====== Exercise inputs ======
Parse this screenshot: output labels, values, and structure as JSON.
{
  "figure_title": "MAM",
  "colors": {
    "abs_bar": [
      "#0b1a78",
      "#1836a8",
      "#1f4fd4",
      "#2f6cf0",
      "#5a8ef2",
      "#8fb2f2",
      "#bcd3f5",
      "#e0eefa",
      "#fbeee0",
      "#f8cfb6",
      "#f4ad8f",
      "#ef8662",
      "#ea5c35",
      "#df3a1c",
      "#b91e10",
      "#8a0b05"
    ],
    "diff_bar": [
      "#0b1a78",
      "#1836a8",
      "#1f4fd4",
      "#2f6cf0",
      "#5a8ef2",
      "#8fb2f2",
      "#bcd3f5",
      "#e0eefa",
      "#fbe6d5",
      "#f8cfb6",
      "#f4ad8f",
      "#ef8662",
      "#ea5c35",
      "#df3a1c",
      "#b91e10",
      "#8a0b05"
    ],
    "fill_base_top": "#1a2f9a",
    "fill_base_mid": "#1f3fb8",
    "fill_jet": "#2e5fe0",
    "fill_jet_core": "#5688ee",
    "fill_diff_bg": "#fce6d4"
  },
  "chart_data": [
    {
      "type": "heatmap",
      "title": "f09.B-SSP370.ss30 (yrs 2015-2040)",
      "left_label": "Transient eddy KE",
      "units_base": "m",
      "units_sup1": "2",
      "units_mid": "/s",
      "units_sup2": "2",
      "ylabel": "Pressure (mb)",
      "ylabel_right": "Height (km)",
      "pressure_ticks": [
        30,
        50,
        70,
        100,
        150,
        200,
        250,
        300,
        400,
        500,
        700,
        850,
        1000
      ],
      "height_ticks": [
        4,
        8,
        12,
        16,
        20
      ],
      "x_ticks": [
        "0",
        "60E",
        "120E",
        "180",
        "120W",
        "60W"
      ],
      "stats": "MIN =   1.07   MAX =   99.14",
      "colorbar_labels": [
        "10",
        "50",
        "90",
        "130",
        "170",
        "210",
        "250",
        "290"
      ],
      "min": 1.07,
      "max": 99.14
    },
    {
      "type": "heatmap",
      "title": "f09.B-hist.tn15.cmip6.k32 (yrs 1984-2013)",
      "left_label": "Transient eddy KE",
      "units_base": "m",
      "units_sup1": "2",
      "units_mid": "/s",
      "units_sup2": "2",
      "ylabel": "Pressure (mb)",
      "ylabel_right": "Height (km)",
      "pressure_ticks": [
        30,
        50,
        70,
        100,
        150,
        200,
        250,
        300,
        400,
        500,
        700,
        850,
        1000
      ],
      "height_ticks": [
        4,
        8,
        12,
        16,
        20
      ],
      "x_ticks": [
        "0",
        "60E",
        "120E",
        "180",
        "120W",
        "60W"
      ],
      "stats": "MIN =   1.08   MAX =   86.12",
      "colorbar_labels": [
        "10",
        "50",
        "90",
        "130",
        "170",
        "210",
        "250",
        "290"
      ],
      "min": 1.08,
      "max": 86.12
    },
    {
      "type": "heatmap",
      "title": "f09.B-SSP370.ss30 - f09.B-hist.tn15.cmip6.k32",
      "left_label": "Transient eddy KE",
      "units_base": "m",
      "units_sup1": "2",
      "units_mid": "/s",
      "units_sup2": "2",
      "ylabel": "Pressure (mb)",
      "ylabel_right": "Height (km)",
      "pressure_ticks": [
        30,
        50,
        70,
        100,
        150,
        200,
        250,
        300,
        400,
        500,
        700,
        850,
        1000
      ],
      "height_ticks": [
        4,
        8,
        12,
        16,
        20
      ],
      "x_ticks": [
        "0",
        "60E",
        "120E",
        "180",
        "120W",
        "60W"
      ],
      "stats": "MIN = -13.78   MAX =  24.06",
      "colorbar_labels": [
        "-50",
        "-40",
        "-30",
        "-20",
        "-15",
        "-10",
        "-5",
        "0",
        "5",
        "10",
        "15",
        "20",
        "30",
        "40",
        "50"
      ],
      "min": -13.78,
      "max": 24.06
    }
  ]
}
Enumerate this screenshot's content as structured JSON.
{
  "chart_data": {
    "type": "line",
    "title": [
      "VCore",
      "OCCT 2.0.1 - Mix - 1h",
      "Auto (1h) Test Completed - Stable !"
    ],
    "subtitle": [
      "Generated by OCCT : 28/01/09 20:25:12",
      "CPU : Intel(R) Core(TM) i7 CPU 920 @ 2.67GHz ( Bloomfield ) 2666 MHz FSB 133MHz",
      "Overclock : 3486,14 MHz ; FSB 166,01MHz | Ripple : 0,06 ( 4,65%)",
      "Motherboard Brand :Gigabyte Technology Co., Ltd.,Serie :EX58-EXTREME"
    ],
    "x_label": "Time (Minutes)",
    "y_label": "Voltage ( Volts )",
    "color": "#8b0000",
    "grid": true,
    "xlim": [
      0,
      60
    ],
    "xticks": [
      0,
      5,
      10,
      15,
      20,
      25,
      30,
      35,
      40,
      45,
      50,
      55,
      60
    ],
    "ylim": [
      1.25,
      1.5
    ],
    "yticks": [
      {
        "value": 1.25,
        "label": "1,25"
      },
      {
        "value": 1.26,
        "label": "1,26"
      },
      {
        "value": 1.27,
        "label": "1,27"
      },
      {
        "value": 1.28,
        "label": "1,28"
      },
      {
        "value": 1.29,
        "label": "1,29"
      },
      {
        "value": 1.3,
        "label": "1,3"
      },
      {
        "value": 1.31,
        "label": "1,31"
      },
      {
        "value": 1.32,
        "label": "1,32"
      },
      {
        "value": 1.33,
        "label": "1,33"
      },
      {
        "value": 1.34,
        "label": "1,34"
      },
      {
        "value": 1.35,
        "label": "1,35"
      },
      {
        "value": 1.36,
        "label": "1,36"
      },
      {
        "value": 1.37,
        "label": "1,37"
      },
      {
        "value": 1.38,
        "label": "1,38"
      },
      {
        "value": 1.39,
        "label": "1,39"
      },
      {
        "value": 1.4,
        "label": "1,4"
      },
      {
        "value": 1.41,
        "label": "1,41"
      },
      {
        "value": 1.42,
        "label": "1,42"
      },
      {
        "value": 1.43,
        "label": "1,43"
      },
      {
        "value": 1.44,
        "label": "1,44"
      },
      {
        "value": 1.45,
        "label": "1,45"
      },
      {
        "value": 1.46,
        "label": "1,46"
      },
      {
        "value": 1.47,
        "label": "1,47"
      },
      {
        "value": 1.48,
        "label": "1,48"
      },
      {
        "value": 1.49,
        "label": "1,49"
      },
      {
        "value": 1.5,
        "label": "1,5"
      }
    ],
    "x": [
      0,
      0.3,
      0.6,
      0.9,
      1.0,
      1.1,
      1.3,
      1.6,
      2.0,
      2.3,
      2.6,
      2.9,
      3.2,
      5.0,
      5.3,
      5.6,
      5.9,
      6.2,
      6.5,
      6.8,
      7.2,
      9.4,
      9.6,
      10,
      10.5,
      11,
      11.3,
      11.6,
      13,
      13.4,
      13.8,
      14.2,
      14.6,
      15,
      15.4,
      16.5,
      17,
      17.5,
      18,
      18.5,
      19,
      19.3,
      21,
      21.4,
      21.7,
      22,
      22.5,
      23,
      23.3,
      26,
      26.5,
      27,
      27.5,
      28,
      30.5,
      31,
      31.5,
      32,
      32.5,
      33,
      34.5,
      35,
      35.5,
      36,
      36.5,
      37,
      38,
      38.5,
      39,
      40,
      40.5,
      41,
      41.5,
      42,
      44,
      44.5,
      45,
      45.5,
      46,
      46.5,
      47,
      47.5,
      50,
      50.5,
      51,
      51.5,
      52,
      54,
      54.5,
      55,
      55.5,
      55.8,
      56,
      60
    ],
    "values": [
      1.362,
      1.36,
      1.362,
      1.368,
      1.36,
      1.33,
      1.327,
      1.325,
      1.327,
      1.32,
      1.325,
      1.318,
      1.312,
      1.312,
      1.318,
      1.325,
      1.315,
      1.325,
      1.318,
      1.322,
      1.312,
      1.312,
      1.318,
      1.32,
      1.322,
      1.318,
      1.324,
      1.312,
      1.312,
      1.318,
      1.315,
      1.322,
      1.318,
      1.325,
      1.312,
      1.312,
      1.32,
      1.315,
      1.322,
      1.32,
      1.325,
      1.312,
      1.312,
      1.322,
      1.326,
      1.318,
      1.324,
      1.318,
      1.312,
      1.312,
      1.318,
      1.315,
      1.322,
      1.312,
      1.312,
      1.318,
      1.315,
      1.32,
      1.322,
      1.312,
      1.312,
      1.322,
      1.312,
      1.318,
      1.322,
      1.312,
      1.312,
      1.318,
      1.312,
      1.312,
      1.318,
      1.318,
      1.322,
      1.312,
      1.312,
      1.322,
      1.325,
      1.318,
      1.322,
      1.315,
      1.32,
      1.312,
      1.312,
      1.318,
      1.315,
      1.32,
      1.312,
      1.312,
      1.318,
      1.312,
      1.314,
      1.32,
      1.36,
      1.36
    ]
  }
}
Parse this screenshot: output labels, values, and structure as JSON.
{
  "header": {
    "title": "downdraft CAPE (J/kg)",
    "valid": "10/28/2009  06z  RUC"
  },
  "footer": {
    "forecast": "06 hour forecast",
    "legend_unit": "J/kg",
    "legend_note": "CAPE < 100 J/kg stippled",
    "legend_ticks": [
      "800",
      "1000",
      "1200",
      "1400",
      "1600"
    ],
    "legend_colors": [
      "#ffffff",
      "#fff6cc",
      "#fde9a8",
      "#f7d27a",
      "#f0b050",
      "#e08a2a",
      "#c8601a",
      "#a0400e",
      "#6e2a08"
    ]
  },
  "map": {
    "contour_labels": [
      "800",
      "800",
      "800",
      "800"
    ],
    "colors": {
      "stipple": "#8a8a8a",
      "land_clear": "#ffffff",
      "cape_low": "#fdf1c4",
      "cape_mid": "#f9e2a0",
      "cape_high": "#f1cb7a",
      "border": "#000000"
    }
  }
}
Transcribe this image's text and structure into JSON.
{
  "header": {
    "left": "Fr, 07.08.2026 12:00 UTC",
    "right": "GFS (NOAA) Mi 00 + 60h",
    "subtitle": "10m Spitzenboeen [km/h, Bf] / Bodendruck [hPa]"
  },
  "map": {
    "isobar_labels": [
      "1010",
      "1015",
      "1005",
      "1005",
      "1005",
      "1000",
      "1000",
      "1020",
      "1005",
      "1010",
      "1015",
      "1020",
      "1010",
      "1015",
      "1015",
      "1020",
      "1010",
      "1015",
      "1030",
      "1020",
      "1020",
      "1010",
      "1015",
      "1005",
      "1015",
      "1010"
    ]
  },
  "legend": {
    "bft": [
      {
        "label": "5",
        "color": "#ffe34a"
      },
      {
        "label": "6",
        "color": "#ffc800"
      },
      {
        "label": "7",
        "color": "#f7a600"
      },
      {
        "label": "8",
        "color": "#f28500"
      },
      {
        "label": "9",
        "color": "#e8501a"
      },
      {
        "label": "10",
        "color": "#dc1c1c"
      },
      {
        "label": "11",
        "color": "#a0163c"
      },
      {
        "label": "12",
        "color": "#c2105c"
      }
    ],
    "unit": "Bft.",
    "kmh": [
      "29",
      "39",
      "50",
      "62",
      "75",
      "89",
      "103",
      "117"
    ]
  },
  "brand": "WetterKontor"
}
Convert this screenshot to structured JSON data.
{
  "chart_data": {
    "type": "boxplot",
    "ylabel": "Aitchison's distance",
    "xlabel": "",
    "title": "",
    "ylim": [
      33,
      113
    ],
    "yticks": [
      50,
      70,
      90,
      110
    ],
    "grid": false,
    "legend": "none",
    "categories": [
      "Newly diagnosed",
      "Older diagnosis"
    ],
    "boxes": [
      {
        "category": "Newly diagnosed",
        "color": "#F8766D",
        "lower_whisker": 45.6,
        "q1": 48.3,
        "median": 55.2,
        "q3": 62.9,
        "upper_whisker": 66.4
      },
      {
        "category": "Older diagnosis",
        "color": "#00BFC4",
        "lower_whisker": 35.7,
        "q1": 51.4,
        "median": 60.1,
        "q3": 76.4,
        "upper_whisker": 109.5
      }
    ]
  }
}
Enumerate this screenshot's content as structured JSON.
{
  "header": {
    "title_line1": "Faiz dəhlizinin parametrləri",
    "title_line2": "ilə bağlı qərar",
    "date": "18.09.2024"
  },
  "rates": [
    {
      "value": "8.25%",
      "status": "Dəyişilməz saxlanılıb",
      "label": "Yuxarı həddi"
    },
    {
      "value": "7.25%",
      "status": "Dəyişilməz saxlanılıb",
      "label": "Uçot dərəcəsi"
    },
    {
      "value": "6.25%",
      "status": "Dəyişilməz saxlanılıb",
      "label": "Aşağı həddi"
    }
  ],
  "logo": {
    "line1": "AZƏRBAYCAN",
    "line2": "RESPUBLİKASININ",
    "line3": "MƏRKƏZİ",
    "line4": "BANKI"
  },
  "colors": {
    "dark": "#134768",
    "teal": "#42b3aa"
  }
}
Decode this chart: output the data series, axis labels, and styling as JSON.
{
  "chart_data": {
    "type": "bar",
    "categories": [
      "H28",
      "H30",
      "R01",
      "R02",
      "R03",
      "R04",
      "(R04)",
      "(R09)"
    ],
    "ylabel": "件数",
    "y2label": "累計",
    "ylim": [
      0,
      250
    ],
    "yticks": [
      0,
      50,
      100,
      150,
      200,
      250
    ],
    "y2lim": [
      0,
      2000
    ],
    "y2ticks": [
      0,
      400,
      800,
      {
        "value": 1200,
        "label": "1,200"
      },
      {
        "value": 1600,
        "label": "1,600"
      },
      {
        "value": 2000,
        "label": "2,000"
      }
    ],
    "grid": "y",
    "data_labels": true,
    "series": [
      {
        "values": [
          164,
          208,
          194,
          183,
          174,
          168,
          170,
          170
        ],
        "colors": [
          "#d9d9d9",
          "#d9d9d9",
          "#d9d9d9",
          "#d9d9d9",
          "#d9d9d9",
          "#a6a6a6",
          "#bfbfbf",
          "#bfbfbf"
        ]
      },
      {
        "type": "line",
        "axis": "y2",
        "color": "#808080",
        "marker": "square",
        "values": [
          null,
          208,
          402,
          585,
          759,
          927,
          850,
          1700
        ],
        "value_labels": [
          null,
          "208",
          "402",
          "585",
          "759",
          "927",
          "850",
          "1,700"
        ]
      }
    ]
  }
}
======
Stated problem ▸
Only the number is wanted: count the lines of the records that hold the word "JSON".

Final result ▸
7